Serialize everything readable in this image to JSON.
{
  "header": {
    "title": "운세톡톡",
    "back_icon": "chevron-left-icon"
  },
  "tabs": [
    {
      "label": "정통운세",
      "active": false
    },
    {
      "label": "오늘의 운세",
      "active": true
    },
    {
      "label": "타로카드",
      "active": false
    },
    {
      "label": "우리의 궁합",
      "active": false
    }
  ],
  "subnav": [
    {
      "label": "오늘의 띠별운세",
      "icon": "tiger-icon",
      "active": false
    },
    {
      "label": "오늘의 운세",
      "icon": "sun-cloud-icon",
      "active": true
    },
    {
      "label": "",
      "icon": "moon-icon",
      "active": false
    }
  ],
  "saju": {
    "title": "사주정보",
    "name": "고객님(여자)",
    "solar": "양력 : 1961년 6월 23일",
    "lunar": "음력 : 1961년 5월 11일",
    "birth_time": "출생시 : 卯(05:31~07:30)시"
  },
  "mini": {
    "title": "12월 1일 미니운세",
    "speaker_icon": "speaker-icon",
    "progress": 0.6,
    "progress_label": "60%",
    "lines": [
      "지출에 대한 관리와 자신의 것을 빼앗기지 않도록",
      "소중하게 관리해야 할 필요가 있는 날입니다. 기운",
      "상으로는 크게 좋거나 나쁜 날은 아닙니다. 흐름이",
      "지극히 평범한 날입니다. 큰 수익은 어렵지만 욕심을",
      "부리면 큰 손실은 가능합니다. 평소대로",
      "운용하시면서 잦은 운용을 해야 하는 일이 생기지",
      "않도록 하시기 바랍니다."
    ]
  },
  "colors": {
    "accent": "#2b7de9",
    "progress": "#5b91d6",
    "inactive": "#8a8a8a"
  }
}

• _What is expected_
Identify all lines in the records above with the word "날입니다".

• _Reply to the exercise_
      "소중하게 관리해야 할 필요가 있는 날입니다. 기운",
      "지극히 평범한 날입니다. 큰 수익은 어렵지만 욕심을",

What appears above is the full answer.